### WHAT TO WORK ON
Without including any images, reproduce each entry exactly.
-- Start of MATERIALS PROVIDED --
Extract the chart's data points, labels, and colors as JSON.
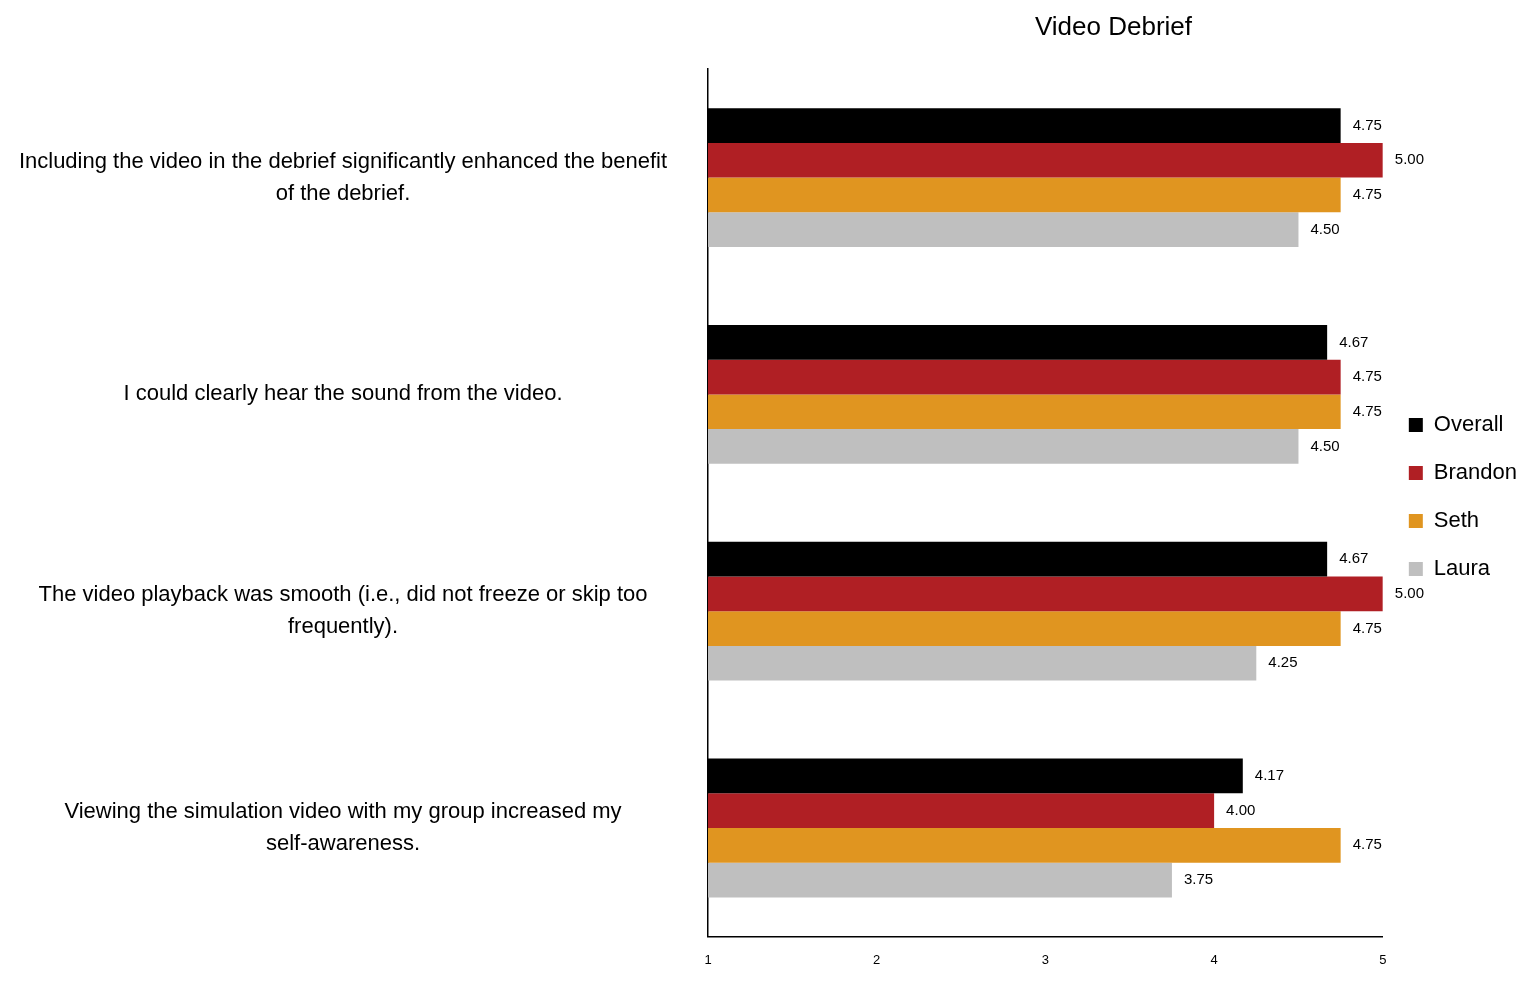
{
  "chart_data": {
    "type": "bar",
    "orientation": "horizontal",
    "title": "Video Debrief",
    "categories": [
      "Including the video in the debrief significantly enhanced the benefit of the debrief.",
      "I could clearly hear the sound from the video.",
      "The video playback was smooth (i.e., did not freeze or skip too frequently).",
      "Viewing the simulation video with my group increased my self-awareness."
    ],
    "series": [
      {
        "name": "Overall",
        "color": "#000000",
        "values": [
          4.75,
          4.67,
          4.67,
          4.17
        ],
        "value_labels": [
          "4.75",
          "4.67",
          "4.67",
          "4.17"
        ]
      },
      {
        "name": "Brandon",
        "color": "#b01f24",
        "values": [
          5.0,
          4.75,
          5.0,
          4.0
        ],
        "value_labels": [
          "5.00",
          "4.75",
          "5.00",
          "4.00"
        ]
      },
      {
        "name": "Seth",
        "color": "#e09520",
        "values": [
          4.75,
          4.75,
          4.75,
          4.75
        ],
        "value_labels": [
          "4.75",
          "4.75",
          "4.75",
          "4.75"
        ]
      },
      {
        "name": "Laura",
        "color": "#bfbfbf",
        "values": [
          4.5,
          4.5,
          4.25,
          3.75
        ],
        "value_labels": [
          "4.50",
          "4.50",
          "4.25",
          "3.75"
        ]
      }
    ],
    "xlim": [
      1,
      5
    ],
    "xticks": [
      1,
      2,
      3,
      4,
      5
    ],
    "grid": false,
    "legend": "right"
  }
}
-- End of MATERIALS PROVIDED --
### THE ANSWER
Extract the chart's data points, labels, and colors as JSON.
{
  "chart_data": {
    "type": "bar",
    "orientation": "horizontal",
    "title": "Video Debrief",
    "categories": [
      "Including the video in the debrief significantly enhanced the benefit of the debrief.",
      "I could clearly hear the sound from the video.",
      "The video playback was smooth (i.e., did not freeze or skip too frequently).",
      "Viewing the simulation video with my group increased my self-awareness."
    ],
    "series": [
      {
        "name": "Overall",
        "color": "#000000",
        "values": [
          4.75,
          4.67,
          4.67,
          4.17
        ],
        "value_labels": [
          "4.75",
          "4.67",
          "4.67",
          "4.17"
        ]
      },
      {
        "name": "Brandon",
        "color": "#b01f24",
        "values": [
          5.0,
          4.75,
          5.0,
          4.0
        ],
        "value_labels": [
          "5.00",
          "4.75",
          "5.00",
          "4.00"
        ]
      },
      {
        "name": "Seth",
        "color": "#e09520",
        "values": [
          4.75,
          4.75,
          4.75,
          4.75
        ],
        "value_labels": [
          "4.75",
          "4.75",
          "4.75",
          "4.75"
        ]
      },
      {
        "name": "Laura",
        "color": "#bfbfbf",
        "values": [
          4.5,
          4.5,
          4.25,
          3.75
        ],
        "value_labels": [
          "4.50",
          "4.50",
          "4.25",
          "3.75"
        ]
      }
    ],
    "xlim": [
      1,
      5
    ],
    "xticks": [
      1,
      2,
      3,
      4,
      5
    ],
    "grid": false,
    "legend": "right"
  }
}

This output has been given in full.